Data provided:
_ _ _ _ _

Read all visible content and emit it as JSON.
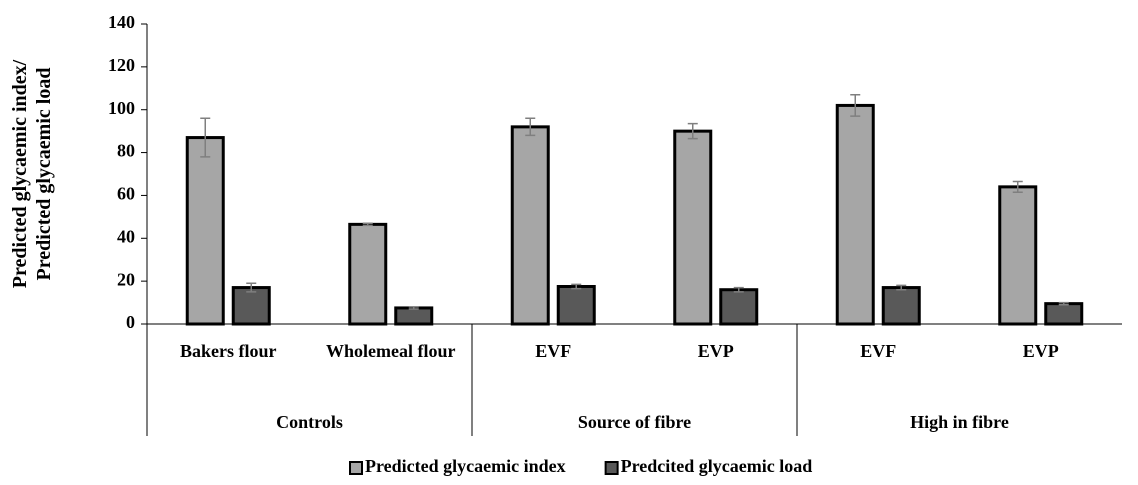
{
  "chart_data": {
    "type": "bar",
    "y_label": "Predicted glycaemic index/ Predicted glycaemic load",
    "groups": [
      {
        "name": "Controls",
        "categories": [
          "Bakers flour",
          "Wholemeal flour"
        ]
      },
      {
        "name": "Source of fibre",
        "categories": [
          "EVF",
          "EVP"
        ]
      },
      {
        "name": "High in fibre",
        "categories": [
          "EVF",
          "EVP"
        ]
      }
    ],
    "series": [
      {
        "name": "Predicted glycaemic index",
        "color": "#a6a6a6",
        "values": [
          87,
          46.5,
          92,
          90,
          102,
          64
        ],
        "errors": [
          9,
          0.5,
          4,
          3.5,
          5,
          2.5
        ]
      },
      {
        "name": "Predcited glycaemic load",
        "color": "#595959",
        "values": [
          17,
          7.5,
          17.5,
          16,
          17,
          9.5
        ],
        "errors": [
          2,
          0.5,
          1,
          1,
          1,
          0.5
        ]
      }
    ],
    "ylim": [
      0,
      140
    ],
    "yticks": [
      0,
      20,
      40,
      60,
      80,
      100,
      120,
      140
    ],
    "legend": "bottom"
  }
}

_ _ _ _ _

Exercise:
Only lines with the string "name" belong in your answer; copy each one.

Output below:
        "name": "Controls",
        "name": "Source of fibre",
        "name": "High in fibre",
        "name": "Predicted glycaemic index",
        "name": "Predcited glycaemic load",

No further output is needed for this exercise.